__The problem__:
Write the data out again, exactly as given.

__Dataset records__:
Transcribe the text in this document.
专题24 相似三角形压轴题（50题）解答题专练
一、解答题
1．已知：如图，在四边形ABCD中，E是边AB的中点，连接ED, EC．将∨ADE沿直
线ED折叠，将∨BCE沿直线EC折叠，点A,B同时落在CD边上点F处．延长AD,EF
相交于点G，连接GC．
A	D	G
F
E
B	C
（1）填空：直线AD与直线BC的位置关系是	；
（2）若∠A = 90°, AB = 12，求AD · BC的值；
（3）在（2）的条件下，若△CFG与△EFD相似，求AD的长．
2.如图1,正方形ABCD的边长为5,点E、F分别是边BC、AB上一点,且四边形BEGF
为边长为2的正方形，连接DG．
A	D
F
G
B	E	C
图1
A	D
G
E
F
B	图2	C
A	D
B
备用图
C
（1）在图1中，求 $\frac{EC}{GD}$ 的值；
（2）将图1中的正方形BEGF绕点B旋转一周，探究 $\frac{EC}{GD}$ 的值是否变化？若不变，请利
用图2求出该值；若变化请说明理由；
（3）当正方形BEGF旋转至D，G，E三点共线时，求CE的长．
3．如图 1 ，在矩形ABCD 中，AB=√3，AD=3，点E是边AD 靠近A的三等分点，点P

__Task output__:
Transcribe the text in this document.
专题24 相似三角形压轴题（50题）解答题专练
一、解答题
1．已知：如图，在四边形ABCD中，E是边AB的中点，连接ED, EC．将∨ADE沿直
线ED折叠，将∨BCE沿直线EC折叠，点A,B同时落在CD边上点F处．延长AD,EF
相交于点G，连接GC．
A	D	G
F
E
B	C
（1）填空：直线AD与直线BC的位置关系是	；
（2）若∠A = 90°, AB = 12，求AD · BC的值；
（3）在（2）的条件下，若△CFG与△EFD相似，求AD的长．
2.如图1,正方形ABCD的边长为5,点E、F分别是边BC、AB上一点,且四边形BEGF
为边长为2的正方形，连接DG．
A	D
F
G
B	E	C
图1
A	D
G
E
F
B	图2	C
A	D
B
备用图
C
（1）在图1中，求 $\frac{EC}{GD}$ 的值；
（2）将图1中的正方形BEGF绕点B旋转一周，探究 $\frac{EC}{GD}$ 的值是否变化？若不变，请利
用图2求出该值；若变化请说明理由；
（3）当正方形BEGF旋转至D，G，E三点共线时，求CE的长．
3．如图 1 ，在矩形ABCD 中，AB=√3，AD=3，点E是边AD 靠近A的三等分点，点P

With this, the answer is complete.